:: WORK INSTRUCTIONS ::
Examine each line of the data. Copy those that contain the string "name".

[start]

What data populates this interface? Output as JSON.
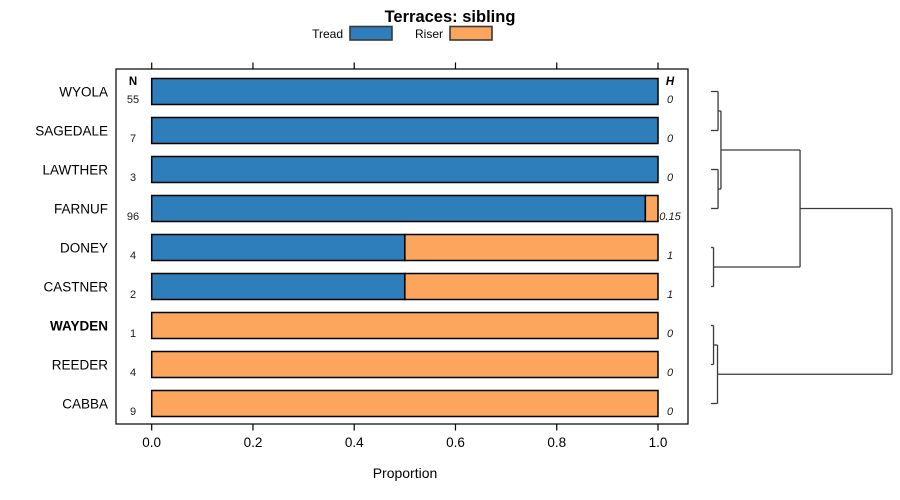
{
  "title": "Terraces: sibling",
  "legend": {
    "items": [
      {
        "label": "Tread",
        "color": "#2E7EBC"
      },
      {
        "label": "Riser",
        "color": "#FCA55D"
      }
    ]
  },
  "columns": {
    "n_header": "N",
    "h_header": "H"
  },
  "chart_data": {
    "type": "bar",
    "orientation": "horizontal-stacked",
    "title": "Terraces: sibling",
    "xlabel": "Proportion",
    "xlim": [
      0,
      1
    ],
    "x_ticks": [
      "0.0",
      "0.2",
      "0.4",
      "0.6",
      "0.8",
      "1.0"
    ],
    "grid": false,
    "legend_position": "top",
    "categories": [
      "WYOLA",
      "SAGEDALE",
      "LAWTHER",
      "FARNUF",
      "DONEY",
      "CASTNER",
      "WAYDEN",
      "REEDER",
      "CABBA"
    ],
    "bold_categories": [
      "WAYDEN"
    ],
    "series": [
      {
        "name": "Tread",
        "color": "#2E7EBC",
        "values": [
          1,
          1,
          1,
          0.975,
          0.5,
          0.5,
          0,
          0,
          0
        ]
      },
      {
        "name": "Riser",
        "color": "#FCA55D",
        "values": [
          0,
          0,
          0,
          0.025,
          0.5,
          0.5,
          1,
          1,
          1
        ]
      }
    ],
    "n_values": [
      55,
      7,
      3,
      96,
      4,
      2,
      1,
      4,
      9
    ],
    "h_values": [
      "0",
      "0",
      "0",
      "0.15",
      "1",
      "1",
      "0",
      "0",
      "0"
    ],
    "dendrogram": {
      "height": 1.0,
      "children": [
        {
          "height": 0.492,
          "children": [
            {
              "height": 0.055,
              "children": [
                {
                  "height": 0.039,
                  "children": [
                    {
                      "leaf": "WYOLA"
                    },
                    {
                      "leaf": "SAGEDALE"
                    }
                  ]
                },
                {
                  "height": 0.039,
                  "children": [
                    {
                      "leaf": "LAWTHER"
                    },
                    {
                      "leaf": "FARNUF"
                    }
                  ]
                }
              ]
            },
            {
              "height": 0.014,
              "children": [
                {
                  "leaf": "DONEY"
                },
                {
                  "leaf": "CASTNER"
                }
              ]
            }
          ]
        },
        {
          "height": 0.036,
          "children": [
            {
              "height": 0.014,
              "children": [
                {
                  "leaf": "WAYDEN"
                },
                {
                  "leaf": "REEDER"
                }
              ]
            },
            {
              "leaf": "CABBA"
            }
          ]
        }
      ]
    }
  }
}
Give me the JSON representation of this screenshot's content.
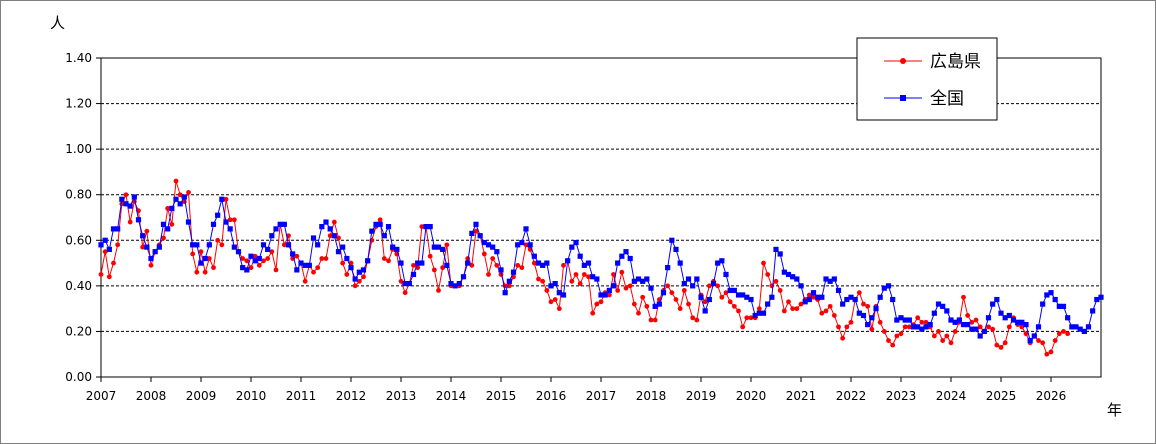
{
  "chart_data": {
    "type": "line",
    "y_unit_label": "人",
    "x_unit_label": "年",
    "ylim": [
      0,
      1.4
    ],
    "y_ticks": [
      "0.00",
      "0.20",
      "0.40",
      "0.60",
      "0.80",
      "1.00",
      "1.20",
      "1.40"
    ],
    "x_ticks": [
      "2007",
      "2008",
      "2009",
      "2010",
      "2011",
      "2012",
      "2013",
      "2014",
      "2015",
      "2016",
      "2017",
      "2018",
      "2019",
      "2020",
      "2021",
      "2022",
      "2023",
      "2024",
      "2025",
      "2026"
    ],
    "x_start_year": 2007,
    "grid": "horizontal dashed",
    "legend_position": "top-right",
    "series": [
      {
        "name": "広島県",
        "color": "#ff0000",
        "marker": "circle",
        "values": [
          0.45,
          0.55,
          0.44,
          0.5,
          0.58,
          0.76,
          0.8,
          0.68,
          0.77,
          0.73,
          0.57,
          0.64,
          0.49,
          0.55,
          0.58,
          0.61,
          0.74,
          0.67,
          0.86,
          0.8,
          0.77,
          0.81,
          0.54,
          0.46,
          0.55,
          0.46,
          0.52,
          0.48,
          0.6,
          0.58,
          0.78,
          0.69,
          0.69,
          0.55,
          0.52,
          0.51,
          0.48,
          0.53,
          0.49,
          0.51,
          0.52,
          0.55,
          0.47,
          0.67,
          0.58,
          0.62,
          0.52,
          0.53,
          0.5,
          0.42,
          0.49,
          0.46,
          0.48,
          0.52,
          0.52,
          0.62,
          0.68,
          0.61,
          0.5,
          0.45,
          0.5,
          0.4,
          0.42,
          0.44,
          0.51,
          0.6,
          0.66,
          0.69,
          0.52,
          0.51,
          0.56,
          0.54,
          0.42,
          0.37,
          0.41,
          0.49,
          0.48,
          0.66,
          0.66,
          0.53,
          0.47,
          0.38,
          0.48,
          0.58,
          0.4,
          0.4,
          0.4,
          0.44,
          0.52,
          0.49,
          0.64,
          0.62,
          0.54,
          0.45,
          0.52,
          0.49,
          0.45,
          0.4,
          0.4,
          0.44,
          0.49,
          0.48,
          0.58,
          0.56,
          0.5,
          0.43,
          0.42,
          0.38,
          0.33,
          0.34,
          0.3,
          0.49,
          0.51,
          0.42,
          0.45,
          0.41,
          0.45,
          0.44,
          0.28,
          0.32,
          0.33,
          0.37,
          0.36,
          0.45,
          0.38,
          0.46,
          0.39,
          0.4,
          0.32,
          0.28,
          0.35,
          0.31,
          0.25,
          0.25,
          0.34,
          0.38,
          0.4,
          0.37,
          0.34,
          0.3,
          0.38,
          0.32,
          0.26,
          0.25,
          0.36,
          0.33,
          0.4,
          0.42,
          0.4,
          0.35,
          0.37,
          0.33,
          0.31,
          0.29,
          0.22,
          0.26,
          0.26,
          0.26,
          0.3,
          0.5,
          0.45,
          0.4,
          0.42,
          0.38,
          0.29,
          0.33,
          0.3,
          0.3,
          0.32,
          0.34,
          0.36,
          0.35,
          0.34,
          0.28,
          0.29,
          0.31,
          0.27,
          0.22,
          0.17,
          0.22,
          0.24,
          0.34,
          0.37,
          0.32,
          0.31,
          0.21,
          0.31,
          0.24,
          0.2,
          0.16,
          0.14,
          0.18,
          0.19,
          0.22,
          0.22,
          0.23,
          0.26,
          0.24,
          0.24,
          0.22,
          0.18,
          0.2,
          0.16,
          0.18,
          0.15,
          0.2,
          0.24,
          0.35,
          0.27,
          0.24,
          0.25,
          0.22,
          0.2,
          0.22,
          0.21,
          0.14,
          0.13,
          0.15,
          0.22,
          0.26,
          0.23,
          0.22,
          0.19,
          0.15,
          0.18,
          0.16,
          0.15,
          0.1,
          0.11,
          0.16,
          0.19,
          0.2,
          0.19
        ]
      },
      {
        "name": "全国",
        "color": "#0000ff",
        "marker": "square",
        "values": [
          0.58,
          0.6,
          0.56,
          0.65,
          0.65,
          0.78,
          0.76,
          0.75,
          0.79,
          0.69,
          0.62,
          0.57,
          0.52,
          0.55,
          0.57,
          0.67,
          0.65,
          0.74,
          0.78,
          0.76,
          0.79,
          0.68,
          0.58,
          0.58,
          0.5,
          0.52,
          0.58,
          0.67,
          0.71,
          0.78,
          0.68,
          0.65,
          0.57,
          0.55,
          0.48,
          0.47,
          0.53,
          0.51,
          0.52,
          0.58,
          0.56,
          0.62,
          0.65,
          0.67,
          0.67,
          0.58,
          0.54,
          0.47,
          0.5,
          0.49,
          0.49,
          0.61,
          0.58,
          0.66,
          0.68,
          0.65,
          0.62,
          0.55,
          0.57,
          0.52,
          0.48,
          0.43,
          0.46,
          0.47,
          0.51,
          0.64,
          0.67,
          0.67,
          0.62,
          0.66,
          0.57,
          0.56,
          0.5,
          0.41,
          0.41,
          0.45,
          0.5,
          0.5,
          0.66,
          0.66,
          0.57,
          0.57,
          0.56,
          0.49,
          0.41,
          0.4,
          0.41,
          0.44,
          0.5,
          0.63,
          0.67,
          0.62,
          0.59,
          0.58,
          0.57,
          0.55,
          0.47,
          0.37,
          0.42,
          0.46,
          0.58,
          0.59,
          0.65,
          0.58,
          0.53,
          0.5,
          0.49,
          0.5,
          0.4,
          0.41,
          0.37,
          0.36,
          0.51,
          0.57,
          0.59,
          0.53,
          0.49,
          0.5,
          0.44,
          0.43,
          0.36,
          0.36,
          0.38,
          0.4,
          0.5,
          0.53,
          0.55,
          0.52,
          0.42,
          0.43,
          0.42,
          0.43,
          0.39,
          0.31,
          0.32,
          0.37,
          0.48,
          0.6,
          0.56,
          0.5,
          0.41,
          0.43,
          0.4,
          0.43,
          0.35,
          0.29,
          0.34,
          0.41,
          0.5,
          0.51,
          0.45,
          0.38,
          0.38,
          0.36,
          0.36,
          0.35,
          0.34,
          0.27,
          0.28,
          0.28,
          0.32,
          0.35,
          0.56,
          0.54,
          0.46,
          0.45,
          0.44,
          0.43,
          0.4,
          0.33,
          0.34,
          0.37,
          0.35,
          0.35,
          0.43,
          0.42,
          0.43,
          0.38,
          0.32,
          0.34,
          0.35,
          0.34,
          0.28,
          0.27,
          0.23,
          0.26,
          0.3,
          0.35,
          0.39,
          0.4,
          0.34,
          0.25,
          0.26,
          0.25,
          0.25,
          0.22,
          0.22,
          0.21,
          0.22,
          0.23,
          0.28,
          0.32,
          0.31,
          0.29,
          0.25,
          0.24,
          0.25,
          0.23,
          0.23,
          0.21,
          0.21,
          0.18,
          0.2,
          0.26,
          0.32,
          0.34,
          0.28,
          0.26,
          0.27,
          0.25,
          0.24,
          0.24,
          0.23,
          0.16,
          0.18,
          0.22,
          0.32,
          0.36,
          0.37,
          0.34,
          0.31,
          0.31,
          0.26,
          0.22,
          0.22,
          0.21,
          0.2,
          0.22,
          0.29,
          0.34,
          0.35
        ]
      }
    ]
  }
}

[end]

:: ANSWER BELOW ::
        "name": "Tread",
        "name": "Riser",
        "name": "広島県",
        "name": "全国",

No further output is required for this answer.